> [The request]:
Where a line in the listing below contains the word "ylabel", copy that line.

> [Records shown]:
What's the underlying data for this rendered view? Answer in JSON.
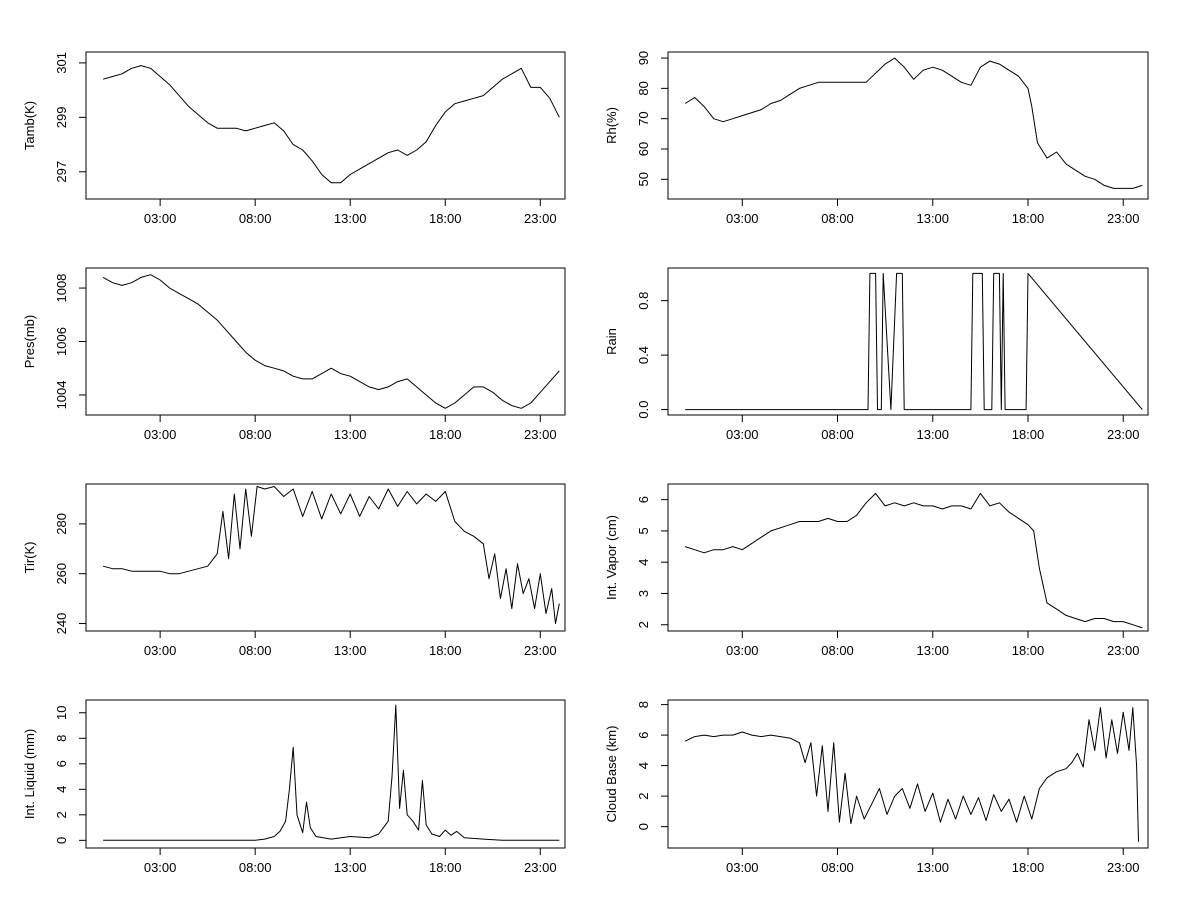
{
  "chart_data": [
    {
      "type": "line",
      "ylabel": "Tamb(K)",
      "x_ticks": [
        "03:00",
        "08:00",
        "13:00",
        "18:00",
        "23:00"
      ],
      "y_ticks": [
        "297",
        "299",
        "301"
      ],
      "xlim_hours": [
        -0.9,
        24.3
      ],
      "ylim": [
        296.0,
        301.4
      ],
      "series": [
        {
          "x": [
            0,
            0.5,
            1,
            1.5,
            2,
            2.5,
            3,
            3.5,
            4,
            4.5,
            5,
            5.5,
            6,
            6.5,
            7,
            7.5,
            8,
            8.5,
            9,
            9.5,
            10,
            10.5,
            11,
            11.5,
            12,
            12.5,
            13,
            13.5,
            14,
            14.5,
            15,
            15.5,
            16,
            16.5,
            17,
            17.5,
            18,
            18.5,
            19,
            19.5,
            20,
            20.5,
            21,
            21.5,
            22,
            22.5,
            23,
            23.5,
            24
          ],
          "y": [
            300.4,
            300.5,
            300.6,
            300.8,
            300.9,
            300.8,
            300.5,
            300.2,
            299.8,
            299.4,
            299.1,
            298.8,
            298.6,
            298.6,
            298.6,
            298.5,
            298.6,
            298.7,
            298.8,
            298.5,
            298.0,
            297.8,
            297.4,
            296.9,
            296.6,
            296.6,
            296.9,
            297.1,
            297.3,
            297.5,
            297.7,
            297.8,
            297.6,
            297.8,
            298.1,
            298.7,
            299.2,
            299.5,
            299.6,
            299.7,
            299.8,
            300.1,
            300.4,
            300.6,
            300.8,
            300.1,
            300.1,
            299.7,
            299.0
          ]
        }
      ]
    },
    {
      "type": "line",
      "ylabel": "Rh(%)",
      "x_ticks": [
        "03:00",
        "08:00",
        "13:00",
        "18:00",
        "23:00"
      ],
      "y_ticks": [
        "50",
        "60",
        "70",
        "80",
        "90"
      ],
      "xlim_hours": [
        -0.9,
        24.3
      ],
      "ylim": [
        43.5,
        92.0
      ],
      "series": [
        {
          "x": [
            0,
            0.5,
            1,
            1.5,
            2,
            2.5,
            3,
            3.5,
            4,
            4.5,
            5,
            5.5,
            6,
            6.5,
            7,
            7.5,
            8,
            8.5,
            9,
            9.5,
            10,
            10.5,
            11,
            11.5,
            12,
            12.5,
            13,
            13.5,
            14,
            14.5,
            15,
            15.5,
            16,
            16.5,
            17,
            17.5,
            18,
            18.2,
            18.5,
            19,
            19.5,
            20,
            20.5,
            21,
            21.5,
            22,
            22.5,
            23,
            23.5,
            24
          ],
          "y": [
            75,
            77,
            74,
            70,
            69,
            70,
            71,
            72,
            73,
            75,
            76,
            78,
            80,
            81,
            82,
            82,
            82,
            82,
            82,
            82,
            85,
            88,
            90,
            87,
            83,
            86,
            87,
            86,
            84,
            82,
            81,
            87,
            89,
            88,
            86,
            84,
            80,
            74,
            62,
            57,
            59,
            55,
            53,
            51,
            50,
            48,
            47,
            47,
            47,
            48
          ]
        }
      ]
    },
    {
      "type": "line",
      "ylabel": "Pres(mb)",
      "x_ticks": [
        "03:00",
        "08:00",
        "13:00",
        "18:00",
        "23:00"
      ],
      "y_ticks": [
        "1004",
        "1006",
        "1008"
      ],
      "xlim_hours": [
        -0.9,
        24.3
      ],
      "ylim": [
        1003.25,
        1008.75
      ],
      "series": [
        {
          "x": [
            0,
            0.5,
            1,
            1.5,
            2,
            2.5,
            3,
            3.5,
            4,
            4.5,
            5,
            5.5,
            6,
            6.5,
            7,
            7.5,
            8,
            8.5,
            9,
            9.5,
            10,
            10.5,
            11,
            11.5,
            12,
            12.5,
            13,
            13.5,
            14,
            14.5,
            15,
            15.5,
            16,
            16.5,
            17,
            17.5,
            18,
            18.5,
            19,
            19.5,
            20,
            20.5,
            21,
            21.5,
            22,
            22.5,
            23,
            23.5,
            24
          ],
          "y": [
            1008.4,
            1008.2,
            1008.1,
            1008.2,
            1008.4,
            1008.5,
            1008.3,
            1008.0,
            1007.8,
            1007.6,
            1007.4,
            1007.1,
            1006.8,
            1006.4,
            1006.0,
            1005.6,
            1005.3,
            1005.1,
            1005.0,
            1004.9,
            1004.7,
            1004.6,
            1004.6,
            1004.8,
            1005.0,
            1004.8,
            1004.7,
            1004.5,
            1004.3,
            1004.2,
            1004.3,
            1004.5,
            1004.6,
            1004.3,
            1004.0,
            1003.7,
            1003.5,
            1003.7,
            1004.0,
            1004.3,
            1004.3,
            1004.1,
            1003.8,
            1003.6,
            1003.5,
            1003.7,
            1004.1,
            1004.5,
            1004.9
          ]
        }
      ]
    },
    {
      "type": "line",
      "ylabel": "Rain",
      "x_ticks": [
        "03:00",
        "08:00",
        "13:00",
        "18:00",
        "23:00"
      ],
      "y_ticks": [
        "0.0",
        "0.4",
        "0.8"
      ],
      "xlim_hours": [
        -0.9,
        24.3
      ],
      "ylim": [
        -0.04,
        1.04
      ],
      "series": [
        {
          "x": [
            0,
            9.6,
            9.7,
            10.0,
            10.1,
            10.3,
            10.4,
            10.8,
            11.1,
            11.4,
            11.5,
            15.0,
            15.1,
            15.6,
            15.7,
            16.1,
            16.2,
            16.5,
            16.6,
            16.7,
            16.8,
            17.9,
            18.0,
            24
          ],
          "y": [
            0,
            0,
            1,
            1,
            0,
            0,
            1,
            0,
            1,
            1,
            0,
            0,
            1,
            1,
            0,
            0,
            1,
            1,
            0,
            1,
            0,
            0,
            1,
            0
          ]
        }
      ]
    },
    {
      "type": "line",
      "ylabel": "Tir(K)",
      "x_ticks": [
        "03:00",
        "08:00",
        "13:00",
        "18:00",
        "23:00"
      ],
      "y_ticks": [
        "240",
        "260",
        "280"
      ],
      "xlim_hours": [
        -0.9,
        24.3
      ],
      "ylim": [
        237.0,
        296.0
      ],
      "series": [
        {
          "x": [
            0,
            0.5,
            1,
            1.5,
            2,
            2.5,
            3,
            3.5,
            4,
            4.5,
            5,
            5.5,
            6,
            6.3,
            6.6,
            6.9,
            7.2,
            7.5,
            7.8,
            8.1,
            8.5,
            9,
            9.5,
            10,
            10.5,
            11,
            11.5,
            12,
            12.5,
            13,
            13.5,
            14,
            14.5,
            15,
            15.5,
            16,
            16.5,
            17,
            17.5,
            18,
            18.5,
            19,
            19.5,
            20,
            20.3,
            20.6,
            20.9,
            21.2,
            21.5,
            21.8,
            22.1,
            22.4,
            22.7,
            23,
            23.3,
            23.6,
            23.8,
            24
          ],
          "y": [
            263,
            262,
            262,
            261,
            261,
            261,
            261,
            260,
            260,
            261,
            262,
            263,
            268,
            285,
            266,
            292,
            270,
            294,
            275,
            295,
            294,
            295,
            291,
            294,
            283,
            293,
            282,
            292,
            284,
            292,
            283,
            291,
            286,
            294,
            287,
            293,
            288,
            292,
            289,
            293,
            281,
            277,
            275,
            272,
            258,
            268,
            250,
            262,
            246,
            264,
            252,
            258,
            246,
            260,
            244,
            254,
            240,
            248
          ]
        }
      ]
    },
    {
      "type": "line",
      "ylabel": "Int. Vapor (cm)",
      "x_ticks": [
        "03:00",
        "08:00",
        "13:00",
        "18:00",
        "23:00"
      ],
      "y_ticks": [
        "2",
        "3",
        "4",
        "5",
        "6"
      ],
      "xlim_hours": [
        -0.9,
        24.3
      ],
      "ylim": [
        1.8,
        6.5
      ],
      "series": [
        {
          "x": [
            0,
            0.5,
            1,
            1.5,
            2,
            2.5,
            3,
            3.5,
            4,
            4.5,
            5,
            5.5,
            6,
            6.5,
            7,
            7.5,
            8,
            8.5,
            9,
            9.5,
            10,
            10.5,
            11,
            11.5,
            12,
            12.5,
            13,
            13.5,
            14,
            14.5,
            15,
            15.5,
            16,
            16.5,
            17,
            17.5,
            18,
            18.3,
            18.6,
            19,
            19.5,
            20,
            20.5,
            21,
            21.5,
            22,
            22.5,
            23,
            23.5,
            24
          ],
          "y": [
            4.5,
            4.4,
            4.3,
            4.4,
            4.4,
            4.5,
            4.4,
            4.6,
            4.8,
            5.0,
            5.1,
            5.2,
            5.3,
            5.3,
            5.3,
            5.4,
            5.3,
            5.3,
            5.5,
            5.9,
            6.2,
            5.8,
            5.9,
            5.8,
            5.9,
            5.8,
            5.8,
            5.7,
            5.8,
            5.8,
            5.7,
            6.2,
            5.8,
            5.9,
            5.6,
            5.4,
            5.2,
            5.0,
            3.8,
            2.7,
            2.5,
            2.3,
            2.2,
            2.1,
            2.2,
            2.2,
            2.1,
            2.1,
            2.0,
            1.9
          ]
        }
      ]
    },
    {
      "type": "line",
      "ylabel": "Int. Liquid (mm)",
      "x_ticks": [
        "03:00",
        "08:00",
        "13:00",
        "18:00",
        "23:00"
      ],
      "y_ticks": [
        "0",
        "2",
        "4",
        "6",
        "8",
        "10"
      ],
      "xlim_hours": [
        -0.9,
        24.3
      ],
      "ylim": [
        -0.6,
        11.0
      ],
      "series": [
        {
          "x": [
            0,
            8.0,
            8.5,
            9.0,
            9.3,
            9.6,
            9.8,
            10.0,
            10.2,
            10.5,
            10.7,
            10.9,
            11.2,
            12.0,
            13.0,
            14.0,
            14.5,
            15.0,
            15.2,
            15.4,
            15.6,
            15.8,
            16.0,
            16.3,
            16.6,
            16.8,
            17.0,
            17.3,
            17.7,
            18.0,
            18.3,
            18.6,
            19.0,
            20.0,
            21.0,
            24
          ],
          "y": [
            0,
            0,
            0.1,
            0.3,
            0.7,
            1.5,
            4.0,
            7.3,
            2.0,
            0.6,
            3.0,
            1.0,
            0.3,
            0.1,
            0.3,
            0.2,
            0.5,
            1.5,
            5.0,
            10.6,
            2.5,
            5.5,
            2.0,
            1.5,
            0.8,
            4.7,
            1.2,
            0.5,
            0.3,
            0.8,
            0.4,
            0.7,
            0.2,
            0.1,
            0.0,
            0
          ]
        }
      ]
    },
    {
      "type": "line",
      "ylabel": "Cloud Base (km)",
      "x_ticks": [
        "03:00",
        "08:00",
        "13:00",
        "18:00",
        "23:00"
      ],
      "y_ticks": [
        "0",
        "2",
        "4",
        "6",
        "8"
      ],
      "xlim_hours": [
        -0.9,
        24.3
      ],
      "ylim": [
        -1.4,
        8.3
      ],
      "series": [
        {
          "x": [
            0,
            0.5,
            1,
            1.5,
            2,
            2.5,
            3,
            3.5,
            4,
            4.5,
            5,
            5.5,
            6,
            6.3,
            6.6,
            6.9,
            7.2,
            7.5,
            7.8,
            8.1,
            8.4,
            8.7,
            9.0,
            9.4,
            9.8,
            10.2,
            10.6,
            11.0,
            11.4,
            11.8,
            12.2,
            12.6,
            13.0,
            13.4,
            13.8,
            14.2,
            14.6,
            15.0,
            15.4,
            15.8,
            16.2,
            16.6,
            17.0,
            17.4,
            17.8,
            18.2,
            18.6,
            19.0,
            19.5,
            20.0,
            20.3,
            20.6,
            20.9,
            21.2,
            21.5,
            21.8,
            22.1,
            22.4,
            22.7,
            23.0,
            23.3,
            23.5,
            23.7,
            23.8
          ],
          "y": [
            5.6,
            5.9,
            6.0,
            5.9,
            6.0,
            6.0,
            6.2,
            6.0,
            5.9,
            6.0,
            5.9,
            5.8,
            5.5,
            4.2,
            5.5,
            2.0,
            5.3,
            1.0,
            5.5,
            0.3,
            3.5,
            0.2,
            2.0,
            0.5,
            1.5,
            2.5,
            0.8,
            2.0,
            2.5,
            1.2,
            2.8,
            1.0,
            2.2,
            0.3,
            1.8,
            0.5,
            2.0,
            0.8,
            1.9,
            0.4,
            2.1,
            1.0,
            1.8,
            0.3,
            2.0,
            0.5,
            2.5,
            3.2,
            3.6,
            3.8,
            4.2,
            4.8,
            3.9,
            7.0,
            5.0,
            7.8,
            4.5,
            7.0,
            4.8,
            7.5,
            5.0,
            7.8,
            4.0,
            -1.0
          ]
        }
      ]
    }
  ]
}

> [Solved exercise]:
      "ylabel": "Tamb(K)",
      "ylabel": "Rh(%)",
      "ylabel": "Pres(mb)",
      "ylabel": "Rain",
      "ylabel": "Tir(K)",
      "ylabel": "Int. Vapor (cm)",
      "ylabel": "Int. Liquid (mm)",
      "ylabel": "Cloud Base (km)",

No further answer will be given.